* Aim
Go through the records and extract every line with the word "plant".
──────── Entries
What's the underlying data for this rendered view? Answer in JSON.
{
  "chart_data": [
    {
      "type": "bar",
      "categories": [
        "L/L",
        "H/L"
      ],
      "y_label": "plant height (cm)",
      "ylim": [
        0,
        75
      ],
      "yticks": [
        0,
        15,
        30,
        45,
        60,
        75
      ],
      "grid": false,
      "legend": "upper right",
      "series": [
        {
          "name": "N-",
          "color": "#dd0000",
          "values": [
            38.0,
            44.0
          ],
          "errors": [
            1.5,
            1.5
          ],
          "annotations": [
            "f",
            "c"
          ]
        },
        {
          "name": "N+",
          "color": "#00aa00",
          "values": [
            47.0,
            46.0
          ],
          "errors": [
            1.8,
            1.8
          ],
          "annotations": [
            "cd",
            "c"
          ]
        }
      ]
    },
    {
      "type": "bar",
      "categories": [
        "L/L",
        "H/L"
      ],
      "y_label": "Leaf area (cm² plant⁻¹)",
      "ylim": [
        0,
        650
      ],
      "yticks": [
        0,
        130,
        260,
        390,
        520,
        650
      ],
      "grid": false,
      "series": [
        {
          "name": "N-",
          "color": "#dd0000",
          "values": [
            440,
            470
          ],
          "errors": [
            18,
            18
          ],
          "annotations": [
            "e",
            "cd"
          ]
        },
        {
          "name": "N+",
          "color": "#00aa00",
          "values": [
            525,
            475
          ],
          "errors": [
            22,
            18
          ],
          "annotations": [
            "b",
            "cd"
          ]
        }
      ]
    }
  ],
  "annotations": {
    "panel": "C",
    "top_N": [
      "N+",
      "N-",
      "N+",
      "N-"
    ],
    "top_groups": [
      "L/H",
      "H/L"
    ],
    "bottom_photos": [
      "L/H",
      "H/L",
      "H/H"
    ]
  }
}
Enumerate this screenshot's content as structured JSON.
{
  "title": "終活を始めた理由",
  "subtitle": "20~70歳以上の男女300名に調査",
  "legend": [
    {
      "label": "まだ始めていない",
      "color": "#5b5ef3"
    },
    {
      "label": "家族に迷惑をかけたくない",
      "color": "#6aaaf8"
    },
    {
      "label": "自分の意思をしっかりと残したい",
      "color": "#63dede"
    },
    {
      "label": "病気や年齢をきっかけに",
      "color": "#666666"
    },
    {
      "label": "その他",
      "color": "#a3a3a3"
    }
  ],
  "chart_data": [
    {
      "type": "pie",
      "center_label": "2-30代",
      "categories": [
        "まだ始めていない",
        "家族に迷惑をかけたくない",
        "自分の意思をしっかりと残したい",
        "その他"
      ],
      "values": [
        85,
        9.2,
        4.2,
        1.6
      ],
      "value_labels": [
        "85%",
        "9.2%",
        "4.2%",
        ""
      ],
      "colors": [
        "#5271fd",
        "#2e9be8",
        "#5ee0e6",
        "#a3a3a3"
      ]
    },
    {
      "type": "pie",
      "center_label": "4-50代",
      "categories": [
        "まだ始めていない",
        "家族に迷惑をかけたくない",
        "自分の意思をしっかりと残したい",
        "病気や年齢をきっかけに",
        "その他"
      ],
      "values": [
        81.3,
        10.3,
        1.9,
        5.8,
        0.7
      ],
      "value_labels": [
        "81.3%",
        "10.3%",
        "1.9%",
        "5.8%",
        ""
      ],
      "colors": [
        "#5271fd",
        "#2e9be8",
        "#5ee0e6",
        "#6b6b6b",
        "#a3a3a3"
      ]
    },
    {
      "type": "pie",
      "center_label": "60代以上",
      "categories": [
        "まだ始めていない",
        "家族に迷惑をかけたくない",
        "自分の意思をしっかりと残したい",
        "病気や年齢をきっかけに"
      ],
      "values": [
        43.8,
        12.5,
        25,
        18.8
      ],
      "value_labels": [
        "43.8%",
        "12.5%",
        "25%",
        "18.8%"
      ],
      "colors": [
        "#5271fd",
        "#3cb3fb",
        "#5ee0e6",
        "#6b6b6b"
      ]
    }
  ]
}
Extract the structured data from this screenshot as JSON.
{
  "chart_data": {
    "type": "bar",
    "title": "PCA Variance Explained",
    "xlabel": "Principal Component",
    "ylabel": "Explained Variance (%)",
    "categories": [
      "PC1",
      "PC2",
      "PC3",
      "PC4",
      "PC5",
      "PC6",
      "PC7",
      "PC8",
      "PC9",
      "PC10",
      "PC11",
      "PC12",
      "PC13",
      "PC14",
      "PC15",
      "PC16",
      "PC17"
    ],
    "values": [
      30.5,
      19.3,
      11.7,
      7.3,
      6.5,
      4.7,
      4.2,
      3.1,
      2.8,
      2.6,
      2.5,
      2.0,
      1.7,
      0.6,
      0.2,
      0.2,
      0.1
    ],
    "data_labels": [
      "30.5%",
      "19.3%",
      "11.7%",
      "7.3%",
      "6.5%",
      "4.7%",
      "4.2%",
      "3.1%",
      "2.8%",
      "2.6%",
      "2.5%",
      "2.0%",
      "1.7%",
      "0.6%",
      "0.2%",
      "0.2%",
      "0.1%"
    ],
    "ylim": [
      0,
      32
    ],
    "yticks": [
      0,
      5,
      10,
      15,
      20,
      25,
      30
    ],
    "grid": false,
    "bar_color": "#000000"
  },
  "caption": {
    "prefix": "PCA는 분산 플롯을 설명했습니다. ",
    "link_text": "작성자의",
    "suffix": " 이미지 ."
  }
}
────────────────
* Finished task
      "y_label": "plant height (cm)",
      "y_label": "Leaf area (cm² plant⁻¹)",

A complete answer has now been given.